Tugas yang Dikerjakan:
**a)** Jawablah pertanyaan berikut berdasarkan teks tentang wabah di Eropa.
(i) Melalui kota apa di Krimea wabah masuk ke Eropa pada 1347?
(ii) Siapa yang tanpa sadar membawa wabah itu kembali ke Italia?
(iii) Tiga hal apa yang dialami oleh semua orang yang tertimpa penyakit?
**b)** Lanjutkan teks tentang wabah di Eropa mulai setelah kalimat terakhirnya.

Teks Bacaan:

>>>>>

Pada 1347, wabah kembali menghampiri Eropa. Ia masuk melalui kota Kaffa (saat ini Feodosia, Ukraina) di Krimea, yang dibawa oleh tentara Kekaisaran Mongol pada masa pengepungan. Para pedagang yang melarikan diri tanpa sadar membawanya kembali ke Italia. Dari sana, wabah ini menyebar ke Prancis, Spanyol dan Inggris. Kemudian sampai ke Norwegia dan seluruh Eropa, bahkan sampai ke Moskow.

Puluhan juta orang tertimpa penyakit, tubuh mereka menyerah pada penyakit dengan cara yang berbeda. Beberapa orang menunjukan bengkak di leher, ketiak, dan paha mereka; beberapa menunjukkan daging yang menghitam karena pendarahan di bawah kulit; beberapa batuk darah karena peradangan di tenggorokan dan paru-paru mereka. Tetapi mereka semua mengalami satu hal yang sama: demam, kelelahan, dan bau busuk yang menguar dari tubuh.

<<<<<

Data yang Diberikan:

>>>>>

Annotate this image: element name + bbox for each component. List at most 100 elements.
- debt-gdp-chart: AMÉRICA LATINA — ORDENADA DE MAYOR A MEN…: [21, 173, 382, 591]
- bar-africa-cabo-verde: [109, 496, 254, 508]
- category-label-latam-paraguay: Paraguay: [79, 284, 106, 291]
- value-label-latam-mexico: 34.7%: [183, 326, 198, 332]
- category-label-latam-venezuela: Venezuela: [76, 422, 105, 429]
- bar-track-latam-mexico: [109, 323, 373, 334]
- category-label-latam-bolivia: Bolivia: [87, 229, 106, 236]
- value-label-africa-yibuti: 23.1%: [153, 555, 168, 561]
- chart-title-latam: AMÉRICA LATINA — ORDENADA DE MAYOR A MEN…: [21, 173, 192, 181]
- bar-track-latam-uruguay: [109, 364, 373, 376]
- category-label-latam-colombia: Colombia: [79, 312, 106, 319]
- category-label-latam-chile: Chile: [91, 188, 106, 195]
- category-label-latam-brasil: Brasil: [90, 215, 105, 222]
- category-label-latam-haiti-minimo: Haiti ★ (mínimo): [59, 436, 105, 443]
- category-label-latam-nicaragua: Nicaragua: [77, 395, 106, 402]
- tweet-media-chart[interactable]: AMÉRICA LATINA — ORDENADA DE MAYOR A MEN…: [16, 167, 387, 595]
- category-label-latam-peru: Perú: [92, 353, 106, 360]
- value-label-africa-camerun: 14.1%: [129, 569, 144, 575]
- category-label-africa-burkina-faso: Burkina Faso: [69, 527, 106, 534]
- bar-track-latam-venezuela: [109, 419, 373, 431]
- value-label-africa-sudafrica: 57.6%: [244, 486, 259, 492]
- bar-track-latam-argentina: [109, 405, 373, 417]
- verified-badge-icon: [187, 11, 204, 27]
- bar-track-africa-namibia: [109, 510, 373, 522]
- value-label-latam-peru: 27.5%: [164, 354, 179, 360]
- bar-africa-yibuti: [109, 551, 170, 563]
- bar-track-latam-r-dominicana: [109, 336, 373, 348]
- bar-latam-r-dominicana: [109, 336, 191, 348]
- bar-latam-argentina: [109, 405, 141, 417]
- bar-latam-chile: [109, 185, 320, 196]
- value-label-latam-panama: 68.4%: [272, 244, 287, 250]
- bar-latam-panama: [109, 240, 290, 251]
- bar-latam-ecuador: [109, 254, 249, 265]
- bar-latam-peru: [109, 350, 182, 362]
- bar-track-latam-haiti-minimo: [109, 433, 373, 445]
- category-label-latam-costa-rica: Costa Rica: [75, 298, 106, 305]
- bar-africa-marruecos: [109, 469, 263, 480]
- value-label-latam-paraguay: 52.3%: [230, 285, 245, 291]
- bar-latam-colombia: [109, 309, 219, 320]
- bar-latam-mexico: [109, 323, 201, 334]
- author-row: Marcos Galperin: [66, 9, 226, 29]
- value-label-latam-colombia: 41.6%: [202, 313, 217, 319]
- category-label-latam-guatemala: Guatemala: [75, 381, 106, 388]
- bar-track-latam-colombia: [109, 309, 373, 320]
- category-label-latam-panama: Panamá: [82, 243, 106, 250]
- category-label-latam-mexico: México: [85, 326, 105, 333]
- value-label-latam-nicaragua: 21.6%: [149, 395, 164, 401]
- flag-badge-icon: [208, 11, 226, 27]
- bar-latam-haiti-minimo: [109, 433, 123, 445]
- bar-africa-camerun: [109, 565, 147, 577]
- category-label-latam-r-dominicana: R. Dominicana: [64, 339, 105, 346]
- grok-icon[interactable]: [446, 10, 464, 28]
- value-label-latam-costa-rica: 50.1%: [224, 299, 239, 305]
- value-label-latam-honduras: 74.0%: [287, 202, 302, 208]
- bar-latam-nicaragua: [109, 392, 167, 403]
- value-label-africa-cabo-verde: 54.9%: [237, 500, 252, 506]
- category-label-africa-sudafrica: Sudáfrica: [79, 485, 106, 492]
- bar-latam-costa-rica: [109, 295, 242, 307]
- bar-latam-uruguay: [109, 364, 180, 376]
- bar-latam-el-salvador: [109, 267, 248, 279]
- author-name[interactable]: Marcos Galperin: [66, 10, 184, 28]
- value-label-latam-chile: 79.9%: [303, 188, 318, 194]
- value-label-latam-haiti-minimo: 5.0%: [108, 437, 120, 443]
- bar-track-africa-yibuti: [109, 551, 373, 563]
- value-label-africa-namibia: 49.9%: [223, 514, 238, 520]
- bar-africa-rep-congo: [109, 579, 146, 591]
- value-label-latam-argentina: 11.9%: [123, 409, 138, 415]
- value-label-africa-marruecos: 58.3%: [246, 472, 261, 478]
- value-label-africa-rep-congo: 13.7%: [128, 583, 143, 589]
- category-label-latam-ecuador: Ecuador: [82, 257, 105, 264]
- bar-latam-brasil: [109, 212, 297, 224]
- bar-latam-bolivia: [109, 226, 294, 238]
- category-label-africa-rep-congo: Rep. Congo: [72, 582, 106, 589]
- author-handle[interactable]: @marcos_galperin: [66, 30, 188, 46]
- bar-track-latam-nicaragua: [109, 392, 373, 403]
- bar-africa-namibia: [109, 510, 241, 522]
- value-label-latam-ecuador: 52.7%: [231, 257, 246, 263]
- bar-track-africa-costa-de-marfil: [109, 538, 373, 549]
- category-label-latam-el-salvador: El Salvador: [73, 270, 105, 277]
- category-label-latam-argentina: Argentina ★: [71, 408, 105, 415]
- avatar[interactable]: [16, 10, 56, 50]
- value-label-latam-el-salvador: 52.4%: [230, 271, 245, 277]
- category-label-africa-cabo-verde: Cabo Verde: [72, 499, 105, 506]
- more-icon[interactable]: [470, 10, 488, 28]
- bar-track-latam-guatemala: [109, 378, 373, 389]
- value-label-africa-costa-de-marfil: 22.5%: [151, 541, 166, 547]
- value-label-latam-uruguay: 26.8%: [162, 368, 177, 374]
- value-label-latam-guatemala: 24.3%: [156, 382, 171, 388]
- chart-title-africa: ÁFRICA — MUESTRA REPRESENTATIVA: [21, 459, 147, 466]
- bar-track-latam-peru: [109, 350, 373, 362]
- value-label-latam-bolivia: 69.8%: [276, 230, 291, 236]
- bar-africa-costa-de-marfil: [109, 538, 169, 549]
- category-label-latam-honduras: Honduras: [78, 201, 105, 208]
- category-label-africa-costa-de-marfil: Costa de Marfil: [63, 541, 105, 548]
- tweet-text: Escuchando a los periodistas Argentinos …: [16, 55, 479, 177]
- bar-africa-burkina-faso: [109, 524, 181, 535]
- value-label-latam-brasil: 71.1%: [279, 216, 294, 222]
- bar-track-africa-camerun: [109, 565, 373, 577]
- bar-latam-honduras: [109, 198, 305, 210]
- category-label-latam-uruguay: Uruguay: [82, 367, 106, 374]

<<<<<

Jawaban Tertulis:
**a)**
(i) Kota Kaffa.
(ii) Para pedagang yang melarikan diri.
(iii) Demam, kelelahan, dan bau busuk yang menguar dari tubuh.

**b)**
Wabah yang dikenal sebagai Black Death ini menyebabkan kematian pada sepertiga populasi Eropa atau sekitar 200 juta orang. Ia bahkan menyebabkan Inggris dan Prancis, yang saat itu berperang, untuk melakukan gencatan senjata. Hal ini juga dianggap menjadi awal dari keruntuhan sistem feodal Inggris karena berdampak pada demografi petani saat itu.

Teori paling populer mengatakan wabah Black Death berakhir melalui penerapan karantina. Yang tidak terinfeksi biasanya akan tetap tinggal di rumah dan hanya pergi jika diperlukan, sementara mereka yang mampu melakukannya akan meninggalkan daerah yang lebih padat penduduknya dan hidup dalam area isolasi. Perbaikan dalam kebersihan pribadi juga dianggap sudah mulai terjadi selama pandemi. Alih-alih mengubur jenazah yang terinfeksi wabah, praktik kremasi dilakukan untuk memastikan wabah tidak lagi menular.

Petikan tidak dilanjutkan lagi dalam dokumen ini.